Examine the records and identify each line that includes the string "pattern". Copy those lines.

start

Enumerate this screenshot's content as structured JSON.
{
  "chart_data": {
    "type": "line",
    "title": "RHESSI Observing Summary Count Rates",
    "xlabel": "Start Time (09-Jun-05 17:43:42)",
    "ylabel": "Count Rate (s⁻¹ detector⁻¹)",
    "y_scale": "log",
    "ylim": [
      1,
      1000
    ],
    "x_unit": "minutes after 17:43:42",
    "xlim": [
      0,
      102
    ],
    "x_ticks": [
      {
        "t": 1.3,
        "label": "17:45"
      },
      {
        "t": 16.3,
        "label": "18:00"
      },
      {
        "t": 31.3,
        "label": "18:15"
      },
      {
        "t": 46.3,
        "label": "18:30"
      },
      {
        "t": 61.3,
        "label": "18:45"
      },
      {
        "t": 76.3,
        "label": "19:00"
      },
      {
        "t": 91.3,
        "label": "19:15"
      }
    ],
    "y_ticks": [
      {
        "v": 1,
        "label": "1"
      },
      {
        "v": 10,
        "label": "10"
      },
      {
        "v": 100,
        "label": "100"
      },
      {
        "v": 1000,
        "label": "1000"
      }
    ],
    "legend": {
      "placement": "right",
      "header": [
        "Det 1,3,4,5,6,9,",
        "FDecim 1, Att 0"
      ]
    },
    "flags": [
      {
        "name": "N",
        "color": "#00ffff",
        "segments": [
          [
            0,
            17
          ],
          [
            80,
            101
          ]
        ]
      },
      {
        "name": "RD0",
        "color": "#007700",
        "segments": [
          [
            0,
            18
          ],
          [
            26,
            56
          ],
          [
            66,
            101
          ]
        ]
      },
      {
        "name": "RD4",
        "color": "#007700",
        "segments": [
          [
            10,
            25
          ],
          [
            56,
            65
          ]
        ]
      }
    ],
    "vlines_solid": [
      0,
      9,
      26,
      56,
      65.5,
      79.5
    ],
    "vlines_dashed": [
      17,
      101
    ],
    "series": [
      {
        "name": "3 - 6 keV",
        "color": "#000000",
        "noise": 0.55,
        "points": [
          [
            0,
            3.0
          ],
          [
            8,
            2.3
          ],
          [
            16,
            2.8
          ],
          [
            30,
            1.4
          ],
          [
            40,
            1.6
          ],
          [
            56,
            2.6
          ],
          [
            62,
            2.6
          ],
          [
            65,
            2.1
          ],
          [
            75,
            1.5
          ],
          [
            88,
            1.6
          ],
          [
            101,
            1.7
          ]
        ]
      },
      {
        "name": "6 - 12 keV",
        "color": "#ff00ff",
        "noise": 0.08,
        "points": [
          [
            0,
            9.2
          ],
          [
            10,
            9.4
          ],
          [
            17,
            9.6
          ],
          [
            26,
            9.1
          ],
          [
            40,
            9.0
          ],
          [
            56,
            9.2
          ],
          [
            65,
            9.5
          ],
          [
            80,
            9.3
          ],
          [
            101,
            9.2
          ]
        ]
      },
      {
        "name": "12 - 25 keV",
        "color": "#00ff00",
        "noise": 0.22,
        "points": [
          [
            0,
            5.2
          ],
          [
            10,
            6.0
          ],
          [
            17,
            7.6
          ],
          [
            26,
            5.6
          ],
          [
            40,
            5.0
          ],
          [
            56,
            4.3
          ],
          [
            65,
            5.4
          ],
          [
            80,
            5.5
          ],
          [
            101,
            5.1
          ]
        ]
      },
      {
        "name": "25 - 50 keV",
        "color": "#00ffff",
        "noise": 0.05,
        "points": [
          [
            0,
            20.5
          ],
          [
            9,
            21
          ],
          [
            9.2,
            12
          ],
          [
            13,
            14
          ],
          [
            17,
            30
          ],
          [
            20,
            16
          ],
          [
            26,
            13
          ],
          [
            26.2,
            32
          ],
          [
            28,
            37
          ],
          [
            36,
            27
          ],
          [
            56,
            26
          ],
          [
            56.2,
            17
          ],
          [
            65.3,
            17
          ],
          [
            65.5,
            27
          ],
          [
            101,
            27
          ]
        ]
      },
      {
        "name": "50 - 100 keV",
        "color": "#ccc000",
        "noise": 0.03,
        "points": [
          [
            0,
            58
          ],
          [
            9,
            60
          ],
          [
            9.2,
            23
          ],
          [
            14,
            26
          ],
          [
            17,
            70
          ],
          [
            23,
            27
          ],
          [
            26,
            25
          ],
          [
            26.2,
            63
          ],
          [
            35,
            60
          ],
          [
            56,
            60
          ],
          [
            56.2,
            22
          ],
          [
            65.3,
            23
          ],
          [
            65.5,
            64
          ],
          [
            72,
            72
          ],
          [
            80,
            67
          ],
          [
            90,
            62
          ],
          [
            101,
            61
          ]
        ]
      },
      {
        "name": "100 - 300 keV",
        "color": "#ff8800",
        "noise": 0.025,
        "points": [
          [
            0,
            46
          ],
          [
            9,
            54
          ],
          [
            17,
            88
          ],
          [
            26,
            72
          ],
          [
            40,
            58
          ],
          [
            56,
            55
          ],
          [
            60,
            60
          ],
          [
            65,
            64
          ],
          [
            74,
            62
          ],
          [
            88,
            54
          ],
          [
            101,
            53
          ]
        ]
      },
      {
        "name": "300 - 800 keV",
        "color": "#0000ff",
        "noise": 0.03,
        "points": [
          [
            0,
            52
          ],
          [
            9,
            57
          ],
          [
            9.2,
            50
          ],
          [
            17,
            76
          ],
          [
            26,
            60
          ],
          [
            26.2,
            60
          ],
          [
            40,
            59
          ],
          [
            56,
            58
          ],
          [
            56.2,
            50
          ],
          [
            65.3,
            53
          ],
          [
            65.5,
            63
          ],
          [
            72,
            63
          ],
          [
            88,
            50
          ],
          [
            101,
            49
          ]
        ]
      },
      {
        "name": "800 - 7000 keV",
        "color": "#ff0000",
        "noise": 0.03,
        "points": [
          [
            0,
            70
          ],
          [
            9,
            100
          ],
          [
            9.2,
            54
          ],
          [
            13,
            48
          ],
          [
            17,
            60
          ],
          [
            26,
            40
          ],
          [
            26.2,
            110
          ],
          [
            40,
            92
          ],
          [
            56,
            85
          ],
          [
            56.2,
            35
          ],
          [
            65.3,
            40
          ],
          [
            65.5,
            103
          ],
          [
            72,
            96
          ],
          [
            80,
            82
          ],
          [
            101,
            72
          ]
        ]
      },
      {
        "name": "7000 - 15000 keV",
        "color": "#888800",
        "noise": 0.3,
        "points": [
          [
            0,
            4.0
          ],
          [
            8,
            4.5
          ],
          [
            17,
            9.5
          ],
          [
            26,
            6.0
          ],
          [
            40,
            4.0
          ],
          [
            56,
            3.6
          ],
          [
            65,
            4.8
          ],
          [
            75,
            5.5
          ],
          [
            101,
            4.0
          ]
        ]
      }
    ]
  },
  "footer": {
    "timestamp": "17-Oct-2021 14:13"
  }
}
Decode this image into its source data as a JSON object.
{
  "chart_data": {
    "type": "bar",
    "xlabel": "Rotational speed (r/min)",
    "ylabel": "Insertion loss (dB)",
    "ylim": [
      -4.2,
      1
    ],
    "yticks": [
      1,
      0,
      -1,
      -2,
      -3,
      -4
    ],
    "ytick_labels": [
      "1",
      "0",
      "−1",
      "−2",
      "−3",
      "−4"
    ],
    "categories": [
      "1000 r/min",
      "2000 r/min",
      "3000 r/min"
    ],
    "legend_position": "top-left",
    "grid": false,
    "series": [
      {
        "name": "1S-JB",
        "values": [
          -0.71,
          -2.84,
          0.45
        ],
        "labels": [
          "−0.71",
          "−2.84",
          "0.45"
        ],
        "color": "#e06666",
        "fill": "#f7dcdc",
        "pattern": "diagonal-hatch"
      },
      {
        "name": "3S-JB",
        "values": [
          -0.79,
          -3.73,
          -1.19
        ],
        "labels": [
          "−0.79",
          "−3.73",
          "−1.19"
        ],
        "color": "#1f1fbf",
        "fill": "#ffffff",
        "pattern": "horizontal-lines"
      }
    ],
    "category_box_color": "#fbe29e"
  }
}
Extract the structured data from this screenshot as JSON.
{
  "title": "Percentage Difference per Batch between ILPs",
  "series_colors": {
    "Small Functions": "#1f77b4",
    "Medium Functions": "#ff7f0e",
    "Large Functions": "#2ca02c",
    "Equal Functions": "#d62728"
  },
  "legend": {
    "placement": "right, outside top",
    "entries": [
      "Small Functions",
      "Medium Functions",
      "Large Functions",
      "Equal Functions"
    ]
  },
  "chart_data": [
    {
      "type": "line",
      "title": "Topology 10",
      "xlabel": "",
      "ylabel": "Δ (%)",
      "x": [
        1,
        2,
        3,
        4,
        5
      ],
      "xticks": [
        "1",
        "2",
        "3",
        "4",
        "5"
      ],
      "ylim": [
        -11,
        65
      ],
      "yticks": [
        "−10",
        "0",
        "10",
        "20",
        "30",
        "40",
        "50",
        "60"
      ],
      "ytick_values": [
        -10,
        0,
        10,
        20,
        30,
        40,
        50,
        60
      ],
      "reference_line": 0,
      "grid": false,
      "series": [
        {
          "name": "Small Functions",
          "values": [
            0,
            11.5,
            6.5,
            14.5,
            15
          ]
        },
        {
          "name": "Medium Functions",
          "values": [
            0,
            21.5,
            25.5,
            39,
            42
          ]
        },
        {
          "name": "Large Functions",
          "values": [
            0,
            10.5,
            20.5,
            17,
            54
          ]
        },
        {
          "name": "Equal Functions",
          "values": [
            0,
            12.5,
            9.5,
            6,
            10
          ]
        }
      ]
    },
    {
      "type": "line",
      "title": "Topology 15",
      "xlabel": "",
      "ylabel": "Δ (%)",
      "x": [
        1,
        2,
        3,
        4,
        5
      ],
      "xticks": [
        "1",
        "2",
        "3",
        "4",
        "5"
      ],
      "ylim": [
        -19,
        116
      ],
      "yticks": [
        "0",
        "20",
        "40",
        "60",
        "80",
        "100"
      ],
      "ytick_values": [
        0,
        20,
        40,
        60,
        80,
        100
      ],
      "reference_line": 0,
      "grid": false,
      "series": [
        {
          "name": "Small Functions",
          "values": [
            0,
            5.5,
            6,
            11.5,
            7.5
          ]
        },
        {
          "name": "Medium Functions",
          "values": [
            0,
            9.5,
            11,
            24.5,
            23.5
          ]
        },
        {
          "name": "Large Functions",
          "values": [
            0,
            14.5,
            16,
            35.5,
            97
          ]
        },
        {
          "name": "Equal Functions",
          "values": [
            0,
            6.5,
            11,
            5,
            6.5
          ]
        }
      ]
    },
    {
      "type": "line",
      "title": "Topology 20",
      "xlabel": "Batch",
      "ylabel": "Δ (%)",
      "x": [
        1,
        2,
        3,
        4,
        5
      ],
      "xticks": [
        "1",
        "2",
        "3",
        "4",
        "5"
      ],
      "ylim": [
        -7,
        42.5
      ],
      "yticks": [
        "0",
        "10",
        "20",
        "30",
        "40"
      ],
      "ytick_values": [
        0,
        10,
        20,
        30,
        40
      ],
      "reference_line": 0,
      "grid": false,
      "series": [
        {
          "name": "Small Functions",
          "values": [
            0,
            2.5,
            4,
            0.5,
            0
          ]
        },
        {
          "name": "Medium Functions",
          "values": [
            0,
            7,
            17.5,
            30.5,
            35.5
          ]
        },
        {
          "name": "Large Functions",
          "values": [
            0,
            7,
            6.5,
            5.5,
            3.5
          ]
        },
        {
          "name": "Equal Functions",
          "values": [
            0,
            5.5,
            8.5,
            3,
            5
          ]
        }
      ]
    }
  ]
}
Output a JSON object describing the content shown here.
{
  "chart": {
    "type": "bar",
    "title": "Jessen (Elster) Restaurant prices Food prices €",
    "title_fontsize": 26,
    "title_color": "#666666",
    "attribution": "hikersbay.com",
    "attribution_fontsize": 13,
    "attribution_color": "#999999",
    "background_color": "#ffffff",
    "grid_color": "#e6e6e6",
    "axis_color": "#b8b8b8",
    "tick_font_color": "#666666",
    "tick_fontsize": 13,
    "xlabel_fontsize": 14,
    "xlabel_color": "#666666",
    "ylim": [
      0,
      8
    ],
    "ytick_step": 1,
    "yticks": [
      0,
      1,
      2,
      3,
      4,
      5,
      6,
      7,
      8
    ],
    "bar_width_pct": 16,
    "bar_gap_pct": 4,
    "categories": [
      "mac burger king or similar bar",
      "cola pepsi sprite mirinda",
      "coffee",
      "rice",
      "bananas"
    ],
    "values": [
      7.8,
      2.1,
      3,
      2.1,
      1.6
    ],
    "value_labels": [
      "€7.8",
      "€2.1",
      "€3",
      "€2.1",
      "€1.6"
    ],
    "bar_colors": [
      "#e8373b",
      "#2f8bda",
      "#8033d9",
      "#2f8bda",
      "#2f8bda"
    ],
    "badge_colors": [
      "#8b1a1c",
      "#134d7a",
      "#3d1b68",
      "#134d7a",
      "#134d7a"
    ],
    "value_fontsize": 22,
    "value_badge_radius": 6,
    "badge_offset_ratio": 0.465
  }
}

end

### EXERCISE SOLUTION
        "pattern": "diagonal-hatch"
        "pattern": "horizontal-lines"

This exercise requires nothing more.